TASK TO CARRY OUT = Collect all lines containing the word "name" from the data.

Entries with figure data
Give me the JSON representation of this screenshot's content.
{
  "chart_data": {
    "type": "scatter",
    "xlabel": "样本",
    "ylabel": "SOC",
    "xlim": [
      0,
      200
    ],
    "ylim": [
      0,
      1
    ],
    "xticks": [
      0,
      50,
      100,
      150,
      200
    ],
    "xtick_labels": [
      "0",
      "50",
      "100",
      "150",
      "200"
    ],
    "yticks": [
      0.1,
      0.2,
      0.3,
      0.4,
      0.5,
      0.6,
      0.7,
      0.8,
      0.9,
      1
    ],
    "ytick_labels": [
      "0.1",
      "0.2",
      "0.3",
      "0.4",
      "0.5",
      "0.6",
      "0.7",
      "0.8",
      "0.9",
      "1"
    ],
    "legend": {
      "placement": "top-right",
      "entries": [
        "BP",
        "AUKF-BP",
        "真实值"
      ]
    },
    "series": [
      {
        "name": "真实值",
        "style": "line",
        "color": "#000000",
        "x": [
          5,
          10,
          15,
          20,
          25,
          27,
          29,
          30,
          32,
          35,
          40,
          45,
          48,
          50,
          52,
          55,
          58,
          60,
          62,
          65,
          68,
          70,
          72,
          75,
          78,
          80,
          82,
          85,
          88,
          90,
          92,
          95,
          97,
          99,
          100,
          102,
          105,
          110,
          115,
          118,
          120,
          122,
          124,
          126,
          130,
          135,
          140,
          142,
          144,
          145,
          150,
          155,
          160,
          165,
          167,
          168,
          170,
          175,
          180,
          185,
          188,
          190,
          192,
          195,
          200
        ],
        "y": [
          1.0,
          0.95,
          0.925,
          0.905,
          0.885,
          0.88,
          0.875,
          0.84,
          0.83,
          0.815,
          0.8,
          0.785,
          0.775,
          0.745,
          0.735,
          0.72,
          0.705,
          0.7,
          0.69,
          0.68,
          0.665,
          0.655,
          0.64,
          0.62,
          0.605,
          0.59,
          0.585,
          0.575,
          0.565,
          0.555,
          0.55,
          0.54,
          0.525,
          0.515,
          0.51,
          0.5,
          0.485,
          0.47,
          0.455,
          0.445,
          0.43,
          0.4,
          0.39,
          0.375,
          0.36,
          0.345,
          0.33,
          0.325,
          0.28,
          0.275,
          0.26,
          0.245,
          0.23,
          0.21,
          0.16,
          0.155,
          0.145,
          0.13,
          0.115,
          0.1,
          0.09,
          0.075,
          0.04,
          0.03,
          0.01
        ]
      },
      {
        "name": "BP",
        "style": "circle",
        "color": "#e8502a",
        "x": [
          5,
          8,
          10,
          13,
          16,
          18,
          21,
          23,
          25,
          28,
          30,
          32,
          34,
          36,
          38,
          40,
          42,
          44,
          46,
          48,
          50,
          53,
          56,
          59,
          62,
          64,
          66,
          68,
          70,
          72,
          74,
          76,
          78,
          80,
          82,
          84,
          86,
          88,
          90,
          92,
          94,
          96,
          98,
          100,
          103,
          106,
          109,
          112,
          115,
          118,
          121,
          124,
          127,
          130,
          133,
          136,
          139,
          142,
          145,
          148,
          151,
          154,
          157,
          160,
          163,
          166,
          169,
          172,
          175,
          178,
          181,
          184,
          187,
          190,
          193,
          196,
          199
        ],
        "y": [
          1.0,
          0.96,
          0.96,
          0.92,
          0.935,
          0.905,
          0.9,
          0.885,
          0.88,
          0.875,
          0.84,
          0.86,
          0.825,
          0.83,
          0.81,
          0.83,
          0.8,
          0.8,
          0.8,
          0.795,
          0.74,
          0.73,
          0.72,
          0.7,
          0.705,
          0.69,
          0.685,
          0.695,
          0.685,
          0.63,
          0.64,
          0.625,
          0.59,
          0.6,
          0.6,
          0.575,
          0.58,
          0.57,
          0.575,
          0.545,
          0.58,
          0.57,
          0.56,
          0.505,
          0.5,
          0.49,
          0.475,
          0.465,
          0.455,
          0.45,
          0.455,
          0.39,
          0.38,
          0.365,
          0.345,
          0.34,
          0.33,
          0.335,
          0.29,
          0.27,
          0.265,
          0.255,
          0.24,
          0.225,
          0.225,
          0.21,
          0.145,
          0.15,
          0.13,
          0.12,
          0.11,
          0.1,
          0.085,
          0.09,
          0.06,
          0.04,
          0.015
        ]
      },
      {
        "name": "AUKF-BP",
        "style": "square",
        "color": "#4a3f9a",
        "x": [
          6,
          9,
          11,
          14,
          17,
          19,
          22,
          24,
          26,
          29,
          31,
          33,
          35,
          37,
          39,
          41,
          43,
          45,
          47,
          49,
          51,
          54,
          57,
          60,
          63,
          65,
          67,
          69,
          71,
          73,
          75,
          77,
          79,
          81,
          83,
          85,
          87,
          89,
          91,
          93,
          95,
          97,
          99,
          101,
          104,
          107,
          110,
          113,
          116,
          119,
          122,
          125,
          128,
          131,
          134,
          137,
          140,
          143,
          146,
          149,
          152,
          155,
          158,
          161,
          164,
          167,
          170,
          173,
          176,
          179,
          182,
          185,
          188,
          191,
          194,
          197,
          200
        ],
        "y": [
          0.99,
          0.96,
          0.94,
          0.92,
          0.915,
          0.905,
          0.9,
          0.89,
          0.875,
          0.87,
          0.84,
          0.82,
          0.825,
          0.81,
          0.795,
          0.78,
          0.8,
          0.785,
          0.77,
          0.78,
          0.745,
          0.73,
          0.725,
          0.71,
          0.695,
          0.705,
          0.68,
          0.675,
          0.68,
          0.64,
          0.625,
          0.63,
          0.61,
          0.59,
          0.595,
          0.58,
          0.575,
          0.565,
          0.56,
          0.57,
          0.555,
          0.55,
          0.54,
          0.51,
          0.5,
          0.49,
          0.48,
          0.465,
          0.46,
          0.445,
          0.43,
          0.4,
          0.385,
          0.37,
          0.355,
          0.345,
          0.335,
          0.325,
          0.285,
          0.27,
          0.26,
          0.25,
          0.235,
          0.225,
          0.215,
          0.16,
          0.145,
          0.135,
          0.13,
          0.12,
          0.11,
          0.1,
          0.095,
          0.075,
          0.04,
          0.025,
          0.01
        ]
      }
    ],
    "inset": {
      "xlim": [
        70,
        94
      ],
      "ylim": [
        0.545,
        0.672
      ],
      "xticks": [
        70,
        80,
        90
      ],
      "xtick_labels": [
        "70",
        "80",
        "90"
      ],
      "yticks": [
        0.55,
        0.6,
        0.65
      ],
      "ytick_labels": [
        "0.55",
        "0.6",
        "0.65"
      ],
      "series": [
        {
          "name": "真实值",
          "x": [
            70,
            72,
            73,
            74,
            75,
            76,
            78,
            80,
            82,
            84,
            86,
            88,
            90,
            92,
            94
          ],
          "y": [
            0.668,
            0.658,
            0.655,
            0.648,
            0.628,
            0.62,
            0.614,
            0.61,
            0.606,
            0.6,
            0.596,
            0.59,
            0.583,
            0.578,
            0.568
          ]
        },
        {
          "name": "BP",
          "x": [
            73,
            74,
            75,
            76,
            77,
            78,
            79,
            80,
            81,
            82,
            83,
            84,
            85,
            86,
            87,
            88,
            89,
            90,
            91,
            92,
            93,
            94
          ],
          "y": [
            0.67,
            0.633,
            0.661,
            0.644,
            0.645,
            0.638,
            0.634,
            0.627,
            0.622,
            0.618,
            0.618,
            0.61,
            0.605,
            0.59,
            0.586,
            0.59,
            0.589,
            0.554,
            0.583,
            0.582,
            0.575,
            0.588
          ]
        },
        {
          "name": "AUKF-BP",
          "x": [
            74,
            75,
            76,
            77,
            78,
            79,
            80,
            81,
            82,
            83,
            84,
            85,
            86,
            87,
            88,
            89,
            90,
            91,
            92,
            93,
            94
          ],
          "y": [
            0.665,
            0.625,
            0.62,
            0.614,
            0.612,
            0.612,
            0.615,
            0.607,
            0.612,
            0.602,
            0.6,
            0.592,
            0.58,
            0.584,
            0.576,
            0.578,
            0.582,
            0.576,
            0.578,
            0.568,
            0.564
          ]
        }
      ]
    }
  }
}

SOLUTION FOR THIS TASK =
        "name": "真实值",
        "name": "BP",
        "name": "AUKF-BP",
          "name": "真实值",
          "name": "BP",
          "name": "AUKF-BP",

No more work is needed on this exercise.